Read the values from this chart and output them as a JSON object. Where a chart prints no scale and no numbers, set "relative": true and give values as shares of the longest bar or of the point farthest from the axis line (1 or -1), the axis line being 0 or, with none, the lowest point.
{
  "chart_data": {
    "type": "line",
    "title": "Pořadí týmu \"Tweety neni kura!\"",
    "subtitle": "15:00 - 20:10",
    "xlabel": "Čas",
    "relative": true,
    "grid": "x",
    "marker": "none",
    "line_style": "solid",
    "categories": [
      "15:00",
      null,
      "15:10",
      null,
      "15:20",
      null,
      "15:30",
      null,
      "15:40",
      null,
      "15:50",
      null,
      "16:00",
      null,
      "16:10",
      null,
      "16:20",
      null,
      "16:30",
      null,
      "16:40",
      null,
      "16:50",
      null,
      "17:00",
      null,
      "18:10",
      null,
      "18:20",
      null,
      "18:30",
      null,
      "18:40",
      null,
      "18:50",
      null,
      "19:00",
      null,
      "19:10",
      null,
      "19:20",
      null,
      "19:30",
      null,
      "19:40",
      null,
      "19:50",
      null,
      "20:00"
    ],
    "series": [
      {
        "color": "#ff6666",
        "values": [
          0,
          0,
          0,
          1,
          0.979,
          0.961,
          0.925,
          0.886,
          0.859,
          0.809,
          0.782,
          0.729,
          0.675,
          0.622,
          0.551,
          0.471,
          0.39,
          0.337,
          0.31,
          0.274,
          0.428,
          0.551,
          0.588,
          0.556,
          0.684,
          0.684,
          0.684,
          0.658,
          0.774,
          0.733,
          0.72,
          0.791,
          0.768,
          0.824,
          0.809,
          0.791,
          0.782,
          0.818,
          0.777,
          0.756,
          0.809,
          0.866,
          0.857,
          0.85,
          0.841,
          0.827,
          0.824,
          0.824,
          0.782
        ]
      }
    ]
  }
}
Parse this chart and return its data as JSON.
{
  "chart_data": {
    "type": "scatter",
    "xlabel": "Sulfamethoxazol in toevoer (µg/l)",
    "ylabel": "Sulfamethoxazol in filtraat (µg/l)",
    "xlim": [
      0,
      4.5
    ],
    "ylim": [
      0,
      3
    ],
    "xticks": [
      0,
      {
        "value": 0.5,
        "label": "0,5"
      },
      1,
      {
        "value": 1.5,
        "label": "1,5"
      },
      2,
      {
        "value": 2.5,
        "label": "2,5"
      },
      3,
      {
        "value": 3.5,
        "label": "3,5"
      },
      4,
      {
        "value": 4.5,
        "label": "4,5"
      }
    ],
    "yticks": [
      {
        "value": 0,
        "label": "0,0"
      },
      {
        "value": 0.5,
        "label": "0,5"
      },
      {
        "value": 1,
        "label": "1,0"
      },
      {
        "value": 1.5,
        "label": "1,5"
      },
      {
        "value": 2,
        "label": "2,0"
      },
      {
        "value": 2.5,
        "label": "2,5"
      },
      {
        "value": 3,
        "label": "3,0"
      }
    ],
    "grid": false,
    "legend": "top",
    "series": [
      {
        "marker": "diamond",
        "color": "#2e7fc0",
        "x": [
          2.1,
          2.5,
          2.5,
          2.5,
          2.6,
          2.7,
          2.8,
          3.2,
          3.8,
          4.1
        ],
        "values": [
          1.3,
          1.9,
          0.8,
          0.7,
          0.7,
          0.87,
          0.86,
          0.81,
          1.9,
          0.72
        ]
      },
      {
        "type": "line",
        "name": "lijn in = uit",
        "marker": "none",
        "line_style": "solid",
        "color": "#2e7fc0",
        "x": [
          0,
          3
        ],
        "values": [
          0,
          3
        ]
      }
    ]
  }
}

• **Exercise directions**
Show every line in the records above that contains the word "marker".

• **The result**
    "marker": "none",
        "marker": "diamond",
        "marker": "none",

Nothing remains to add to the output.